TASK DETAILS>
Determine the number of lines in the data that include the word "Lots", and write only that number.

INPUT MATERIAL>
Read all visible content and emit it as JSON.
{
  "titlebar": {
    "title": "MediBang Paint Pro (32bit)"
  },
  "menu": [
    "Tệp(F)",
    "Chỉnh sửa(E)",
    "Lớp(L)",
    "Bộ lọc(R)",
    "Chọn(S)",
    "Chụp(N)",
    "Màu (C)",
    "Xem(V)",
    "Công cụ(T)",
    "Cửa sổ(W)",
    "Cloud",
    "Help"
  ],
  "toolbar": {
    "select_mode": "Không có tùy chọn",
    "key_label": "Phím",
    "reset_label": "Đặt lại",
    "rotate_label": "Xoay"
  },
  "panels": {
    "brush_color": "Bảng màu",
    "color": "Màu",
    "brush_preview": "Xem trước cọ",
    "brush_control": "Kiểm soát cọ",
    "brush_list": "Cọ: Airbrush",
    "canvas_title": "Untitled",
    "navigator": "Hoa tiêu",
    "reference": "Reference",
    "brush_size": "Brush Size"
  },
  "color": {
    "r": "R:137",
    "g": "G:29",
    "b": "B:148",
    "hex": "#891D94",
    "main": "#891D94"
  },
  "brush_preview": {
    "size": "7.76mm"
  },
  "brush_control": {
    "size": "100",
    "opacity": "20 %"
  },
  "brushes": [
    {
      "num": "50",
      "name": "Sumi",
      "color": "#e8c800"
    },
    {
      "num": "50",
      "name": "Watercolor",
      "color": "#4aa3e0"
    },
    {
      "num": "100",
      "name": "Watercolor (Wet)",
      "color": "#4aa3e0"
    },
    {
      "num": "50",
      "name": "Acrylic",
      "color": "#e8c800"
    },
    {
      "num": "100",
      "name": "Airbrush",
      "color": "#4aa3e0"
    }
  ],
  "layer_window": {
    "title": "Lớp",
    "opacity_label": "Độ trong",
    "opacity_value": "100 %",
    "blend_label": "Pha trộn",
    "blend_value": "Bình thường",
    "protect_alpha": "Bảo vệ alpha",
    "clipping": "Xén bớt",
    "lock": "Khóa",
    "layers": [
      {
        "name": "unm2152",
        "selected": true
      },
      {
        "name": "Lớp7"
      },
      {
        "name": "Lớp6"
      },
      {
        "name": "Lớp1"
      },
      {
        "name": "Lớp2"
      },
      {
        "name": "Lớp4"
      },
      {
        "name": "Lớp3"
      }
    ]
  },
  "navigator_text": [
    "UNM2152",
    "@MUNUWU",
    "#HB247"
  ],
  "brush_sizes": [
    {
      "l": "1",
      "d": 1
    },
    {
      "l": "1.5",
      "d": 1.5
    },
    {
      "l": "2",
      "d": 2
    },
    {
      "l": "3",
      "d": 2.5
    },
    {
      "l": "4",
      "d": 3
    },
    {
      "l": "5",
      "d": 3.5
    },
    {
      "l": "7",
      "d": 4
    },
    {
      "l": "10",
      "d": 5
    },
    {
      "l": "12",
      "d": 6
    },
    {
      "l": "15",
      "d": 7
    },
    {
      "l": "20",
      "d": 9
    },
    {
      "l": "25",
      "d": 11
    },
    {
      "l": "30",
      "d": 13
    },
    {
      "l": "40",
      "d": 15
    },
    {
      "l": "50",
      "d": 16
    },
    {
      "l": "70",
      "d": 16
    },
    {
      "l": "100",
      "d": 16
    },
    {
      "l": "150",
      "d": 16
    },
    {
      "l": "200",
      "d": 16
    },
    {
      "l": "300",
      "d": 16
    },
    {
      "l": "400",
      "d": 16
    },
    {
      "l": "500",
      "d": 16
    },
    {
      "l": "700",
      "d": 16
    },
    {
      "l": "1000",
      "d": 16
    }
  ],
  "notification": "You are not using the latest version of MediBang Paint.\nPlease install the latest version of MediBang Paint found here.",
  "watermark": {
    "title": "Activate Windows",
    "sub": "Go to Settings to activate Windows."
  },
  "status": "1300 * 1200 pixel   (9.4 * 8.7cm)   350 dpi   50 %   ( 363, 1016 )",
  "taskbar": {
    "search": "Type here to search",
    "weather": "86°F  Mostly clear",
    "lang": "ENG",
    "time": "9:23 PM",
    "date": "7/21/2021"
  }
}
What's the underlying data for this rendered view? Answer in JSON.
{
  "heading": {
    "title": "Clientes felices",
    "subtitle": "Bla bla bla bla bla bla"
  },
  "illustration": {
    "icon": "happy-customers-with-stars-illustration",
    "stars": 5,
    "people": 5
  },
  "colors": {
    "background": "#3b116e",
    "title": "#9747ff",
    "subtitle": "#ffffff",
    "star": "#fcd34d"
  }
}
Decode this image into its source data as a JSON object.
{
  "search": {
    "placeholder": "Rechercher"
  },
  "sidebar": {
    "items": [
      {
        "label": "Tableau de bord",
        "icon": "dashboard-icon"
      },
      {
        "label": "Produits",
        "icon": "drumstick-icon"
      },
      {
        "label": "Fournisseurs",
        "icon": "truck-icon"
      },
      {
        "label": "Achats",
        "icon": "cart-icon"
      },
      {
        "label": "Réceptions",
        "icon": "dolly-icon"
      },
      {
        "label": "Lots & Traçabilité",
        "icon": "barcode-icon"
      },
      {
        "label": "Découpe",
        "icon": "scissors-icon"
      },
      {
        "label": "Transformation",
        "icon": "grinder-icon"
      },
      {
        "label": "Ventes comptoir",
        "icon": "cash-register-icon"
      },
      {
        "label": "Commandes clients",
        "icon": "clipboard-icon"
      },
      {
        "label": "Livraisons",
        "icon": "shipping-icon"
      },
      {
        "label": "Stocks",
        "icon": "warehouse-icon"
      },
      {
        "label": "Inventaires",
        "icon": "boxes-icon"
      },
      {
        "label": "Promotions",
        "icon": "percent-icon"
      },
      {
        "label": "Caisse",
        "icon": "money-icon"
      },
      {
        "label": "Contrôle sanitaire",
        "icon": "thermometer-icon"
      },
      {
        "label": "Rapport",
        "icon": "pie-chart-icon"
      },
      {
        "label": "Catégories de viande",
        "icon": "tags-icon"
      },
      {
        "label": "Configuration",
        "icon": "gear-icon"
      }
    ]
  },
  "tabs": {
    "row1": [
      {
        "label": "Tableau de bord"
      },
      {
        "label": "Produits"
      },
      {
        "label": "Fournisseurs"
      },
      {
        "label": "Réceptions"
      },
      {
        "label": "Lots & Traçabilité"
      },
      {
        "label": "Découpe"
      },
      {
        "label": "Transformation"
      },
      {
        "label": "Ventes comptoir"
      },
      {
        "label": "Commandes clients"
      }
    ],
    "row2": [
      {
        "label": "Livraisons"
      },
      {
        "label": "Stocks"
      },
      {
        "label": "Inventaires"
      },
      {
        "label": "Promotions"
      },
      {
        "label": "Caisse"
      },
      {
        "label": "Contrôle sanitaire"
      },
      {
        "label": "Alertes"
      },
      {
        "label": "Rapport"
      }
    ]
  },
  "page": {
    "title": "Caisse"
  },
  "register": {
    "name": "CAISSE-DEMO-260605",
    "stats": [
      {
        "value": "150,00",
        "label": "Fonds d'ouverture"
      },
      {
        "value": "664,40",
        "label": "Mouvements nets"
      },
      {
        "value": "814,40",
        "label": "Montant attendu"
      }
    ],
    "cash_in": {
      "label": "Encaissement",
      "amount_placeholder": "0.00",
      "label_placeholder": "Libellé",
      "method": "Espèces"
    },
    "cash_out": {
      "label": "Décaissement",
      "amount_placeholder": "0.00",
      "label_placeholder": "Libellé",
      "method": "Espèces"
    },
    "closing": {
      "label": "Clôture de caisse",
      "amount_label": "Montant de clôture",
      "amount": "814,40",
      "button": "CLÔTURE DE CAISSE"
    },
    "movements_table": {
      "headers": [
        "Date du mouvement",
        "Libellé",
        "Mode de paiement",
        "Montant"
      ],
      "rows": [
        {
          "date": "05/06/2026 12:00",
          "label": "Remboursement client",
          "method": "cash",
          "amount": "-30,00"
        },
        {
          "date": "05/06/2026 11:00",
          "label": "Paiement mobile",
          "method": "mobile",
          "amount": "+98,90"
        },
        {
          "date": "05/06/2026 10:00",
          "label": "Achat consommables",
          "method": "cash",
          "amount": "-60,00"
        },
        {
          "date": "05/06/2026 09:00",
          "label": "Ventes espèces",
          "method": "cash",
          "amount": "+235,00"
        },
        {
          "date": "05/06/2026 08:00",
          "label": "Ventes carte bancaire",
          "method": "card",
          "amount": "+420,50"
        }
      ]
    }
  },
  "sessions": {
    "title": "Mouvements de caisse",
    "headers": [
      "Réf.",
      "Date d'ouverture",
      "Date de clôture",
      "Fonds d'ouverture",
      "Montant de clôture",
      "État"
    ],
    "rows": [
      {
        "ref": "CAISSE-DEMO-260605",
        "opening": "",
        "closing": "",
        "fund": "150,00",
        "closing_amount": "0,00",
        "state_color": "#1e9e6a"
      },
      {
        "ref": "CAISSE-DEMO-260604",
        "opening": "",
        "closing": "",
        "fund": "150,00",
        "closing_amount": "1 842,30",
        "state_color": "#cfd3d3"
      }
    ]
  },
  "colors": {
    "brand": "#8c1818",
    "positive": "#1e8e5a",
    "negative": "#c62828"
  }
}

RESPONSE TO THIS TASK>
2